* begin DOCUMENT SEGMENT *
# Invoice template for Day rates



## Dagger (Jun 25, 2019)

I was wondering if the invoice need to show " hours"

Ex .

Position / hours / rate ,Day/ amount
Dimmer 8am-9pm/ 13.0 / $300.00/$300.00

Or is it not necessary to input working hours?

The reason i am asking is because some days are really long 15+ hrs. Thats where i throw in an extra $100.


----------



## Amiers (Jun 25, 2019)

You should be charging more than 100$ for an extra 5 hours of work but that’s my opinion.



This is an old invoice from Tiny Invoice App of an ME gig I did. All companies are different but 10 hours is standard OT to 12-14 double time after that.

Each company is also different how they want their invoices. So there is no specific standard.


----------



## Dagger (Jun 25, 2019)

You do half day rates. ? They tell you beforehand job will take 2 hrs?


----------



## Amiers (Jun 25, 2019)

All rates are 5 or 10 hours. If you get a half day done in 2 you get paid for 5.


----------



## Dagger (Jun 25, 2019)

I heard from someone dont matter how long they work
2 hrs 3 hrs they charge a full dayrate 

Your opinion?


----------



## Amiers (Jun 25, 2019)

depends on the labor coordinator. But generally no if they say half day you are only getting paid that unless you go past 5 hours then it’s a full day.


----------



## Dagger (Jun 25, 2019)

Day rates for this conpany is not always defined to be 10 hrs. 

Some do 12 hrs. Some do 14hrs etc. 

Is $400 for 16 hrs stupidly low?


----------



## Amiers (Jun 25, 2019)

It’s standard 25$ an hour. But that’s for a basic hand nothing more. You doing skill involved work I would ask for more.


----------



## TimMc (Jun 26, 2019)

Dagger said:


> I heard from someone dont matter how long they work
> 2 hrs 3 hrs they charge a full dayrate
> 
> Your opinion?



You rent me by the day, plus overtime and per diem and transportation if out of town. If a local gig and known in advance, I might do a half day rate IF it means I can sell the other half day to another client. If the half day blocks me from other work, I want a full day rate.

I'm a whore, you pay for all my time. And no, I don't kiss.


----------
* end DOCUMENT SEGMENT *
* begin RECORDED DATA *
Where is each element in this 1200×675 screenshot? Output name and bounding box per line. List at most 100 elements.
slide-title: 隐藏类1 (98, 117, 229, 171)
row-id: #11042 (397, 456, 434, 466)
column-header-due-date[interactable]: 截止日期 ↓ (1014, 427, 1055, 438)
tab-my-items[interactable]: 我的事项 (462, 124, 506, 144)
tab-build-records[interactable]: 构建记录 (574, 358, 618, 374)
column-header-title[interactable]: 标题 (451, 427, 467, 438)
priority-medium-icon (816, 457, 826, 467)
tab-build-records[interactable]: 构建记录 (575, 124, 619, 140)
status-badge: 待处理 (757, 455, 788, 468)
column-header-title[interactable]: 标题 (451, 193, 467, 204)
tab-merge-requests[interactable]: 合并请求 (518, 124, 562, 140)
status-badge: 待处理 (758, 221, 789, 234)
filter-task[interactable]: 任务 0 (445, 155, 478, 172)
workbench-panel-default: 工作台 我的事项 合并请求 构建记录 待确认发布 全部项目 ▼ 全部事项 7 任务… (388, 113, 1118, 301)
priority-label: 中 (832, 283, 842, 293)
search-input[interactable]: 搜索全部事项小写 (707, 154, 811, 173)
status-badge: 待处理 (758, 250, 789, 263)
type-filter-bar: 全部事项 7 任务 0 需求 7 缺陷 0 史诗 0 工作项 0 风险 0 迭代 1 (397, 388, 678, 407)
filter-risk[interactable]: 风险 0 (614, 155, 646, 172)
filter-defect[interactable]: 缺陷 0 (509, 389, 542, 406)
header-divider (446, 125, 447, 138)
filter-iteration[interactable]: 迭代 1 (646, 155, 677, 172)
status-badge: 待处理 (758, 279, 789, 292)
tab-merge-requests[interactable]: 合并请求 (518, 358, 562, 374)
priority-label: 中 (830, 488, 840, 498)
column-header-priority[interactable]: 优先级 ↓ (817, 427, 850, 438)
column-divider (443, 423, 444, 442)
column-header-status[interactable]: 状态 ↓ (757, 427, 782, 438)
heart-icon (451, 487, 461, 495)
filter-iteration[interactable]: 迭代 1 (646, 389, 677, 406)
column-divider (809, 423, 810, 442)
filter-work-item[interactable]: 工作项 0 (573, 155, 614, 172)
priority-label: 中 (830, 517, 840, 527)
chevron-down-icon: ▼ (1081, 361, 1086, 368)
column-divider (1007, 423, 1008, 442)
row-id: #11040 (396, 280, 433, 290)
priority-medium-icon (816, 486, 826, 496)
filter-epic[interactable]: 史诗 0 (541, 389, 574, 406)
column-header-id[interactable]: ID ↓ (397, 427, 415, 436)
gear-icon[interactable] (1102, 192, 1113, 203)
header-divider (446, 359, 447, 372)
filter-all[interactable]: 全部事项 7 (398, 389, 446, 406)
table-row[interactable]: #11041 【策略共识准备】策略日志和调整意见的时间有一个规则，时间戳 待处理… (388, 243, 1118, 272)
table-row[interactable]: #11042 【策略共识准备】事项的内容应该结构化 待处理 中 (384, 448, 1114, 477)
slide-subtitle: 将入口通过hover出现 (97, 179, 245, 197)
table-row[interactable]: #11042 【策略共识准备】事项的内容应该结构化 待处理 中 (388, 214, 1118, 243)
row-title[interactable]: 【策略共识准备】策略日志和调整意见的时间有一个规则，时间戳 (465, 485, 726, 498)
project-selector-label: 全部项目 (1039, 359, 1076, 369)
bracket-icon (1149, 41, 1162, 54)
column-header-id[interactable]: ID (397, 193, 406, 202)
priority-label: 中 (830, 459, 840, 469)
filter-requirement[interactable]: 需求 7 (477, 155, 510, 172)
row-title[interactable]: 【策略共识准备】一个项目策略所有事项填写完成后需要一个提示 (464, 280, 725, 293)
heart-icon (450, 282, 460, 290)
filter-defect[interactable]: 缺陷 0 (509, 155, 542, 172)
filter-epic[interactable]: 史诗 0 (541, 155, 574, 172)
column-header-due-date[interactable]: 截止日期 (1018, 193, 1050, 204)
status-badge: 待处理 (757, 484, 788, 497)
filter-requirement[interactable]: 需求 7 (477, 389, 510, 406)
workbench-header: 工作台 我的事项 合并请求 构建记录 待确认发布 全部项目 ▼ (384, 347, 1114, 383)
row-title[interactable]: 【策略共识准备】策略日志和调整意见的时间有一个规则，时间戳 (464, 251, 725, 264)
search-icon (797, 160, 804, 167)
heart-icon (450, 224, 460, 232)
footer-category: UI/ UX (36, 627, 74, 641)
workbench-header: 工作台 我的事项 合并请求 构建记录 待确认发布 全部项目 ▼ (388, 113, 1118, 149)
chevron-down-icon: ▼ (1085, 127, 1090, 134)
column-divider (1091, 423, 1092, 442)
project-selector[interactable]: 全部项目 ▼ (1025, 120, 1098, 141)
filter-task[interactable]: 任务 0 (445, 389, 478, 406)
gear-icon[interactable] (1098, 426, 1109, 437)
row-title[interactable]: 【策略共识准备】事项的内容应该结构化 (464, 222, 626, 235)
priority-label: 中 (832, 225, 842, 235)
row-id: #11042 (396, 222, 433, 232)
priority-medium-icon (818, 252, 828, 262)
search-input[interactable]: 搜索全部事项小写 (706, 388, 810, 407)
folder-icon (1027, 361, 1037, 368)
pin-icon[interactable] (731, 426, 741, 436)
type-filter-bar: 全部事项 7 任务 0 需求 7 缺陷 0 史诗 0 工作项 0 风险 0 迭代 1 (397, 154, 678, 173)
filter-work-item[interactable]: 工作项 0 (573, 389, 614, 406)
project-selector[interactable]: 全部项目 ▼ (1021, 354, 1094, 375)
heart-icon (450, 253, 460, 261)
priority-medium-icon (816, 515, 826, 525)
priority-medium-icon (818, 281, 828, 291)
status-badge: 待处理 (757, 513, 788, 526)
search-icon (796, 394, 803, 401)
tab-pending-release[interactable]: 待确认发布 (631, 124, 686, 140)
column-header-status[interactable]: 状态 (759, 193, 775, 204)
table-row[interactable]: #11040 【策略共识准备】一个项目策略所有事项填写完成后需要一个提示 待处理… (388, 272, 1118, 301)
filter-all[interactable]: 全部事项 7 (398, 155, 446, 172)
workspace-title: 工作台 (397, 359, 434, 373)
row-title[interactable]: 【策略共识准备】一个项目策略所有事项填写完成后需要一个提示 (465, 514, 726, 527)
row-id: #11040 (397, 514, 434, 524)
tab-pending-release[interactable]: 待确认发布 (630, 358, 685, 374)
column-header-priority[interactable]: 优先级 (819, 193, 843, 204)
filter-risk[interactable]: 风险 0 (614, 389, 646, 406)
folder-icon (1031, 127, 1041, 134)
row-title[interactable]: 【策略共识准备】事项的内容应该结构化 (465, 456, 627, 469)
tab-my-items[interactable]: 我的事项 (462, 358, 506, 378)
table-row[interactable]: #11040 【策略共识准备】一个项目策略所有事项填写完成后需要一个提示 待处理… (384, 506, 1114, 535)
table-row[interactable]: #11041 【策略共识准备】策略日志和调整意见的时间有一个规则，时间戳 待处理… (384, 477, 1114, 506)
* end RECORDED DATA *
DO THIS – Write out the passage of the forum thread that begins at the words "You rent me" and stops after "I don't kiss.", swapping "client" for "customer". The listing has nothing to do with the forum thread.

WRITTEN ANSWER –
You rent me by the day, plus overtime and per diem and transportation if out of town. If a local gig and known in advance, I might do a half day rate IF it means I can sell the other half day to another customer. If the half day blocks me from other work, I want a full day rate.

I'm a whore, you pay for all my time. And no, I don't kiss.